The Letters of Jonathan Oldstyle, Gent.
- Author: Washington Irving
- Language: English
- Genre: Observational letters & Essays
- Publisher: Morning Chronicle (New York City)
- Publication date: 1802-1803
- Publication place: United States
- Media type: Print (Newspaper)
- ISBN: 978-0-940450-14-1 (reprint)
- OCLC: 9412147
- Dewey Decimal: 818/.209 19
- LC Class: PS2052 1983
- Followed by: Salmagundi

= Letters of Jonathan Oldstyle, Gent. =

The Letters of Jonathan Oldstyle, Gent. (1802) is a collection of nine observational letters written by American writer Washington Irving under the pseudonym Jonathan Oldstyle. The letters first appeared in the November 15, 1802, edition of the New York Morning Chronicle, a political-leaning newspaper partially owned by New Yorker Aaron Burr and edited by Irving's brother Peter. The letters were printed at irregular intervals until April 23, 1803. The letters lampoon marriage, manners, dress, and culture of early 19th-century New York City. They are Irving's début in print.

==Letters to the Morning Chronicle==

===Letters 1 and 2: Marriage and manners===

Irving's first Oldstyle letter appeared in the November 15, 1802, edition of the Morning Chronicle. In his first letter, Irving mocked the current trends in dress and fashion, training most of his criticism on young men and their "most studied carelessness, and almost slovenliness of dress," who are more interested in themselves than in the unfortunate "belle who has to undergo the fatigue of dragging along this sluggish animal." The signature in all capital letters at the end of the piece was not Irving's own, but rather the first of many pseudonyms Irving would adopt throughout his literary life, Jonathan Oldstyle.

A second letter followed on November 20, this time poking fun at the "strange and preposterous … manner in which modern marriages are conducted." Describing the marriage between Oldstyle's aunt Barbara and an ironically-named Squire Stylish, Irving juxtaposed modern manners against old etiquette, concluding that no one could read such a comparison of old versus new, "and not lament, with me, the degeneracy of the present times — what husband is there but will look back with regret, to the happy days of female subjugation[?]"

===Letters 6, 7 and 8: Theatrical controversy===
Oldstyle's commentary on the theater riled some in the New York theater district, but when Irving trained Oldstyle's fire on local critics — specifically William Coleman at the Evening Post and James Cheetham at the American Citizen — tempers finally flared.

The ruckus began with Irving's January 17, 1803, letter, his sixth, in which "Quoz", a new character introduced by Irving as a friend of Oldstyle's, took a backhanded shot at critics for taking all the fun out of the theater: "The critics, my dear Jonathan, are the very pests of society … they reduce our feelings to a state of miserable refinement, and destroy entirely all the enjoyments in which our coarser sensations delighted."

▶ **Exercises**:
a) For each statement about the text on the Jonathan Oldstyle letters, answer yes or no and quote the text's deciding words: (i) The letters first appeared in the November 15, 1802, edition of the New York Morning Chronicle. (ii) Aaron Burr edited the Morning Chronicle. (iii) The second letter followed on November 20.
b) In the records, rename "sidebar-item" to "nav-link" and write out again the lines between the one holding "site-info-icon[interactable]: ⓘ —" and the one holding "page-scrollbar[interactable] — [1900, 171, 1920, 1080]", inclusive, leaving everything else unchanged.
The text and the records that follow it are unrelated material.

▶ **Material for this task**:
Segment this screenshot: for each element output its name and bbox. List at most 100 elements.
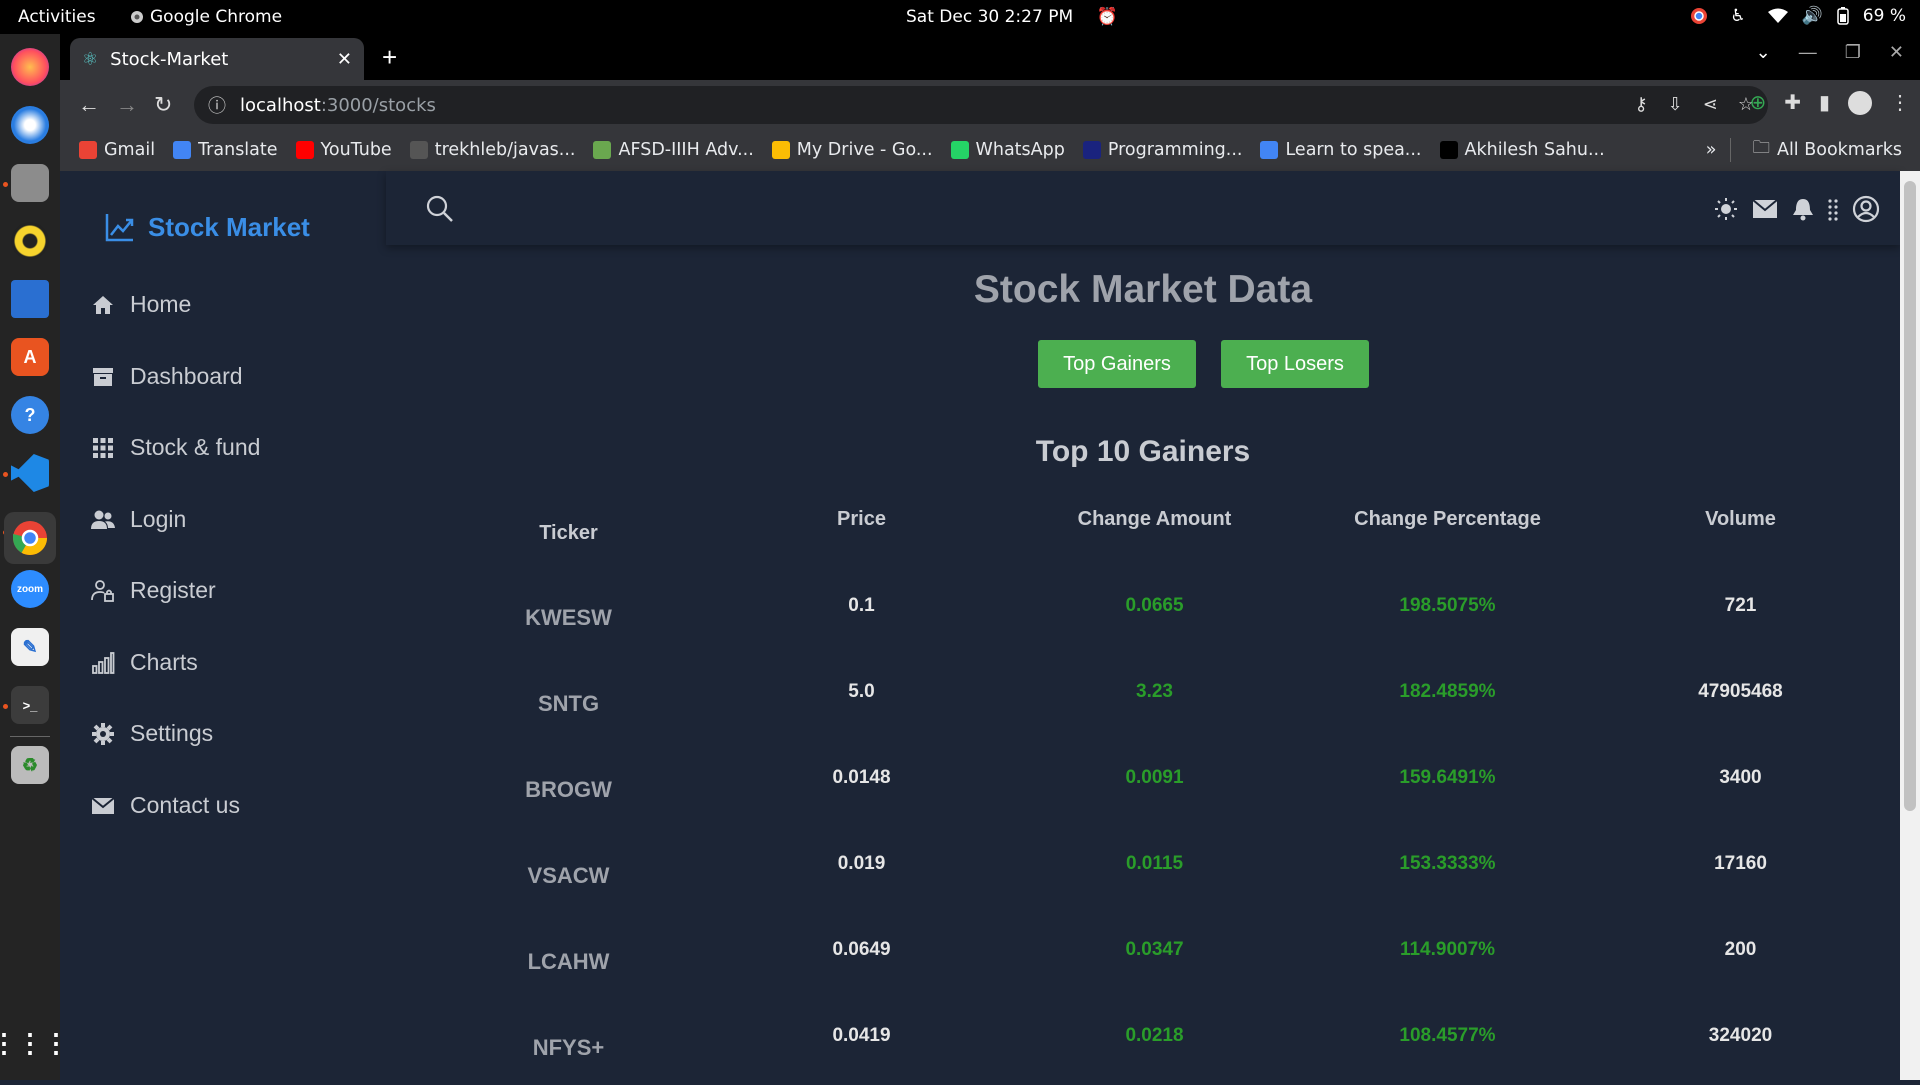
site-info-icon[interactable]: ⓘ — [208, 92, 226, 118]
alarm-icon: ⏰ — [1096, 7, 1118, 27]
reload-icon[interactable]: ↻ — [154, 92, 172, 118]
url-path: :3000/stocks — [320, 94, 436, 116]
sidebar-item-login[interactable]: Login — [90, 506, 186, 533]
extension-add-icon[interactable]: ⊕ — [1749, 90, 1766, 115]
cell-change-percentage: 182.4859% — [1399, 681, 1496, 702]
top-gainers-button[interactable]: Top Gainers — [1038, 340, 1196, 388]
bookmark-item[interactable]: WhatsApp — [942, 140, 1074, 160]
cell-volume: 47905468 — [1698, 681, 1783, 702]
column-header-change-percentage: Change Percentage — [1354, 507, 1541, 530]
scrollbar-thumb[interactable] — [1904, 181, 1916, 811]
sidebar-item-settings[interactable]: Settings — [90, 720, 213, 747]
page-scrollbar[interactable] — [1900, 171, 1920, 1080]
side-panel-icon[interactable]: ▮ — [1819, 90, 1830, 115]
menu-icon[interactable]: ⋮ — [1890, 90, 1910, 115]
close-window-icon[interactable]: ✕ — [1889, 42, 1904, 63]
sun-icon[interactable] — [1714, 197, 1738, 226]
more-bookmarks-icon[interactable]: » — [1706, 140, 1731, 160]
clock[interactable]: Sat Dec 30 2:27 PM ⏰ — [906, 7, 1118, 27]
bookmark-item[interactable]: Translate — [164, 140, 286, 160]
mail-icon[interactable] — [1752, 199, 1778, 224]
new-tab-button[interactable]: + — [382, 42, 397, 73]
bookmark-label: Gmail — [104, 139, 156, 160]
cell-change-percentage: 159.6491% — [1399, 767, 1496, 788]
url-host: localhost — [240, 94, 321, 116]
bookmark-item[interactable]: Gmail — [70, 140, 164, 160]
sidebar-item-stock-fund[interactable]: Stock & fund — [90, 434, 260, 461]
share-icon[interactable]: ⋖ — [1703, 94, 1718, 115]
brand[interactable]: Stock Market — [104, 211, 310, 243]
bookmark-item[interactable]: Akhilesh Sahu... — [1431, 140, 1614, 160]
cell-change-amount: 0.0665 — [1125, 595, 1184, 616]
table-row: LCAHW 0.0649 0.0347 114.9007% 200 — [422, 913, 1887, 999]
vscode-icon[interactable] — [11, 454, 49, 492]
grip-icon[interactable] — [1828, 197, 1838, 226]
writer-icon[interactable] — [11, 280, 49, 318]
bookmark-item[interactable]: Learn to spea... — [1251, 140, 1430, 160]
key-icon[interactable]: ⚷ — [1634, 94, 1647, 115]
software-icon[interactable]: A — [11, 338, 49, 376]
sidebar-item-charts[interactable]: Charts — [90, 649, 198, 676]
forward-icon[interactable]: → — [116, 92, 138, 118]
system-tray[interactable]: ♿ 🔊 69 % — [1690, 6, 1906, 26]
minimize-icon[interactable]: — — [1799, 42, 1817, 63]
sidebar-item-label: Login — [130, 506, 187, 532]
bookmark-item[interactable]: AFSD-IIIH Adv... — [584, 140, 762, 160]
chrome-dock-icon[interactable] — [4, 512, 56, 564]
accessibility-icon: ♿ — [1730, 6, 1746, 26]
gainers-table: Ticker Price Change Amount Change Percen… — [422, 483, 1887, 1085]
all-bookmarks[interactable]: 🗀 All Bookmarks — [1743, 135, 1920, 165]
help-icon[interactable]: ? — [11, 396, 49, 434]
thunderbird-icon[interactable] — [11, 106, 49, 144]
address-bar[interactable]: ⓘ localhost:3000/stocks ⚷ ⇩ ⋖ ☆ — [194, 86, 1768, 124]
terminal-icon[interactable]: >_ — [11, 686, 49, 724]
cell-change-percentage: 108.4577% — [1399, 1025, 1496, 1046]
bookmark-item[interactable]: YouTube — [287, 140, 401, 160]
files-icon[interactable] — [11, 164, 49, 202]
sidebar: Stock Market Home Dashboard Stock & fund Lo… — [60, 171, 386, 1080]
cell-ticker: KWESW — [525, 605, 612, 630]
bookmark-item[interactable]: My Drive - Go... — [763, 140, 942, 160]
table-header-row: Ticker Price Change Amount Change Percen… — [422, 483, 1887, 569]
user-circle-icon[interactable] — [1852, 195, 1880, 228]
activities-button[interactable]: Activities — [18, 7, 96, 27]
bookmark-favicon-icon — [409, 140, 428, 159]
bookmark-item[interactable]: Programming... — [1074, 140, 1252, 160]
top-losers-button[interactable]: Top Losers — [1221, 340, 1369, 388]
rhythmbox-icon[interactable] — [11, 222, 49, 260]
url-text: localhost:3000/stocks — [240, 95, 436, 116]
show-apps-icon[interactable]: ⋮⋮⋮ — [0, 1024, 69, 1062]
tab-active[interactable]: ⚛ Stock-Market ✕ — [70, 38, 364, 80]
bookmark-item[interactable]: trekhleb/javas... — [401, 140, 585, 160]
text-editor-icon[interactable]: ✎ — [11, 628, 49, 666]
sidebar-item-dashboard[interactable]: Dashboard — [90, 363, 243, 390]
bookmarks-bar: Gmail Translate YouTube trekhleb/javas... AF… — [60, 128, 1920, 171]
restore-icon[interactable]: ❐ — [1845, 42, 1861, 63]
app-menu[interactable]: Google Chrome — [130, 7, 282, 27]
battery-percent: 69 % — [1862, 6, 1906, 26]
search-icon[interactable] — [426, 195, 454, 228]
bell-icon[interactable] — [1792, 197, 1814, 226]
trash-icon[interactable]: ♻ — [11, 746, 49, 784]
sidebar-item-home[interactable]: Home — [90, 291, 191, 318]
profile-avatar[interactable] — [1848, 90, 1872, 115]
install-icon[interactable]: ⇩ — [1668, 94, 1683, 115]
firefox-icon[interactable] — [11, 48, 49, 86]
header-icons — [1714, 195, 1880, 228]
zoom-icon[interactable]: zoom — [11, 570, 49, 608]
sidebar-item-contact-us[interactable]: Contact us — [90, 792, 240, 819]
table-row: NFYS+ 0.0419 0.0218 108.4577% 324020 — [422, 999, 1887, 1085]
cell-change-amount: 3.23 — [1136, 681, 1173, 702]
tab-search-icon[interactable]: ⌄ — [1756, 42, 1771, 63]
column-header-ticker: Ticker — [539, 521, 598, 544]
cell-price: 0.0649 — [832, 939, 891, 960]
cell-change-amount: 0.0218 — [1125, 1025, 1184, 1046]
chrome-icon — [131, 11, 143, 23]
bookmark-favicon-icon — [79, 140, 97, 159]
cell-volume: 721 — [1724, 595, 1757, 616]
close-tab-icon[interactable]: ✕ — [337, 49, 352, 70]
sidebar-item-register[interactable]: Register — [90, 577, 216, 604]
column-header-change-amount: Change Amount — [1077, 507, 1232, 530]
extensions-icon[interactable]: ✚ — [1784, 90, 1801, 115]
back-icon[interactable]: ← — [78, 92, 100, 118]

▶ **Answer list**:
a)
(i) Yes: "The letters first appeared in the November 15, 1802, edition of the New York Morning Chronicle"
(ii) No: "partially owned by New Yorker Aaron Burr and edited by Irving's brother Peter"
(iii) Yes: "A second letter followed on November 20"

b)
site-info-icon[interactable]: ⓘ — [208, 92, 226, 118]
alarm-icon: ⏰ — [1096, 7, 1118, 27]
reload-icon[interactable]: ↻ — [154, 92, 172, 118]
url-path: :3000/stocks — [320, 94, 436, 116]
nav-link-login[interactable]: Login — [90, 506, 186, 533]
extension-add-icon[interactable]: ⊕ — [1749, 90, 1766, 115]
cell-change-percentage: 182.4859% — [1399, 681, 1496, 702]
top-gainers-button[interactable]: Top Gainers — [1038, 340, 1196, 388]
bookmark-item[interactable]: WhatsApp — [942, 140, 1074, 160]
cell-volume: 47905468 — [1698, 681, 1783, 702]
column-header-change-percentage: Change Percentage — [1354, 507, 1541, 530]
scrollbar-thumb[interactable] — [1904, 181, 1916, 811]
nav-link-settings[interactable]: Settings — [90, 720, 213, 747]
page-scrollbar[interactable] — [1900, 171, 1920, 1080]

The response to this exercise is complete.